_Task details_.
Using the records below, locate all lines containing "elections" and return them.

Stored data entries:
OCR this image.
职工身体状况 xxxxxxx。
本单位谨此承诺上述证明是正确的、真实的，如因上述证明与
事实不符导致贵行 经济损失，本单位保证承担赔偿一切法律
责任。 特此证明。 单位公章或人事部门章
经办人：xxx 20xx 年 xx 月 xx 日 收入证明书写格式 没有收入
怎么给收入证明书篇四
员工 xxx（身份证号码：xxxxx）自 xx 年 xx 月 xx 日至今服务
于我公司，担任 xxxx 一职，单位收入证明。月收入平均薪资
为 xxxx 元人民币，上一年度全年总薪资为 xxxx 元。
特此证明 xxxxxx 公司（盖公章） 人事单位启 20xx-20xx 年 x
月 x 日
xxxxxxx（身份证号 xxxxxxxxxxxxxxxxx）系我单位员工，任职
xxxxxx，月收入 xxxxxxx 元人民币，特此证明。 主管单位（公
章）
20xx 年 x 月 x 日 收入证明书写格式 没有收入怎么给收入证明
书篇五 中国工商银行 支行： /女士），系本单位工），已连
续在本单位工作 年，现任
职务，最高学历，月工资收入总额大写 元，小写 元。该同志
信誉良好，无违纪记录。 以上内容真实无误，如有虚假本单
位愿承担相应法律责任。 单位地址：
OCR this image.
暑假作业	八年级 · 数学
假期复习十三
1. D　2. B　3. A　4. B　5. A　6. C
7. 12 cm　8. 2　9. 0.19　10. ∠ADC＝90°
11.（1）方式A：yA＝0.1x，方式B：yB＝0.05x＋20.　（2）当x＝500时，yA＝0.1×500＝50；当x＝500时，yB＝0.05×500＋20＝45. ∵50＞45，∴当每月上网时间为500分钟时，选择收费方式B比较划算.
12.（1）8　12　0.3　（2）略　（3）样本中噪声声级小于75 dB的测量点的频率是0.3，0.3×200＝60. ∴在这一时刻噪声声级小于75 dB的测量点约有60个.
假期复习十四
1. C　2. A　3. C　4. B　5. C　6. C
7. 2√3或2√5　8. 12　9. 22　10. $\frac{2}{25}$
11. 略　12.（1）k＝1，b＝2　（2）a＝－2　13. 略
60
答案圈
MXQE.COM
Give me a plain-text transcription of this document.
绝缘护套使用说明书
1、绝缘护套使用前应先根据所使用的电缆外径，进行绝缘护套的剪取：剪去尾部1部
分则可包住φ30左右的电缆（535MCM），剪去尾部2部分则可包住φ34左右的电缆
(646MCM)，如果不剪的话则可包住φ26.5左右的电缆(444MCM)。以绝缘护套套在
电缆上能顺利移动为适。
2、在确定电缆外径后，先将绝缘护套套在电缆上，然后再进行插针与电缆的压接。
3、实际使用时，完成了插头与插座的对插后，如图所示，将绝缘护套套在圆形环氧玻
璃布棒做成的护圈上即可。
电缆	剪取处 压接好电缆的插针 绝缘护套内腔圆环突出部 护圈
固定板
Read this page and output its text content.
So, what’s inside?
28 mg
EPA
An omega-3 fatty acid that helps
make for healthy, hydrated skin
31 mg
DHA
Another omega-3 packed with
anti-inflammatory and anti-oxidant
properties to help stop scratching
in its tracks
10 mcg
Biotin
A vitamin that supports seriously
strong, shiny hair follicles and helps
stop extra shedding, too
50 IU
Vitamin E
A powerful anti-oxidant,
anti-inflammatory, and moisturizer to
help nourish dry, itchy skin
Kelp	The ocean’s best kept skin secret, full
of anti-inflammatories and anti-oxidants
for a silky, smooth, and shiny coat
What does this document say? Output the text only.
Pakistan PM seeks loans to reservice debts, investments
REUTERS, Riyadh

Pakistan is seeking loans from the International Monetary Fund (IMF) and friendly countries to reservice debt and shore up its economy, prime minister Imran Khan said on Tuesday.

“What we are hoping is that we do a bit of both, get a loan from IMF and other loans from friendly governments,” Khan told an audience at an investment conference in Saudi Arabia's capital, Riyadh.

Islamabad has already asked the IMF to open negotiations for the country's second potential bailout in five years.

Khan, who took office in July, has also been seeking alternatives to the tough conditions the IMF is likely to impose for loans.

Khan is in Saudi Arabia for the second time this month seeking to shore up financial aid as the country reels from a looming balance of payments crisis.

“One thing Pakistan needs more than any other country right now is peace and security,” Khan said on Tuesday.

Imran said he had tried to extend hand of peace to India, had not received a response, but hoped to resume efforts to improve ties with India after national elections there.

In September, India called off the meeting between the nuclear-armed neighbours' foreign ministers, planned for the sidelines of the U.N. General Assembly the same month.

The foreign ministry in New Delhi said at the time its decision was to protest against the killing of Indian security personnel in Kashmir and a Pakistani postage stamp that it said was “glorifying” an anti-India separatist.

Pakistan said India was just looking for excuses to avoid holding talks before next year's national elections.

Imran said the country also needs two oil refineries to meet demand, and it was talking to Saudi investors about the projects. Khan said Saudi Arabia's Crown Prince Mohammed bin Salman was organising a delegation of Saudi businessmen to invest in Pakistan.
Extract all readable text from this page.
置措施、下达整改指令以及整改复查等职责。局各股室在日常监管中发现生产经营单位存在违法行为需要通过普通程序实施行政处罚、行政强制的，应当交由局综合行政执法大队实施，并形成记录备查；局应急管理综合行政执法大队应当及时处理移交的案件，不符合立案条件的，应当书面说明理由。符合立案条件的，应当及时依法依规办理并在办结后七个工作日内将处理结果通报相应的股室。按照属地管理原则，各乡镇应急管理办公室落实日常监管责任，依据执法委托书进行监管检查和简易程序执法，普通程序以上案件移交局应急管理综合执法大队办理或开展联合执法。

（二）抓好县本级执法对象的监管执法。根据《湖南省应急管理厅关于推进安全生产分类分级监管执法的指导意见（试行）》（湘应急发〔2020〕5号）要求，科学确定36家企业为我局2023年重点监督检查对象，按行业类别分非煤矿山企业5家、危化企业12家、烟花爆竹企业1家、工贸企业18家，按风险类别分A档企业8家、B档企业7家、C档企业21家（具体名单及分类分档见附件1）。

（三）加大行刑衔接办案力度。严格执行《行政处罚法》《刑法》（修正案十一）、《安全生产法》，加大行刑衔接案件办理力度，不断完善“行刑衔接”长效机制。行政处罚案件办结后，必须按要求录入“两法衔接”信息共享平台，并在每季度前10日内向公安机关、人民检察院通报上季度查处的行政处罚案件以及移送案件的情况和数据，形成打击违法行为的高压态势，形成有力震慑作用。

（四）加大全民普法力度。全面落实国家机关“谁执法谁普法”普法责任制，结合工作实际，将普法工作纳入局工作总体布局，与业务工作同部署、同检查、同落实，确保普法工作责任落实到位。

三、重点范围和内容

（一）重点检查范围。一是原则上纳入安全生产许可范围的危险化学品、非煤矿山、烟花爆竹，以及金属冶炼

_Solution_.
Imran said he had tried to extend hand of peace to India, had not received a response, but hoped to resume efforts to improve ties with India after national elections there.
Pakistan said India was just looking for excuses to avoid holding talks before next year's national elections.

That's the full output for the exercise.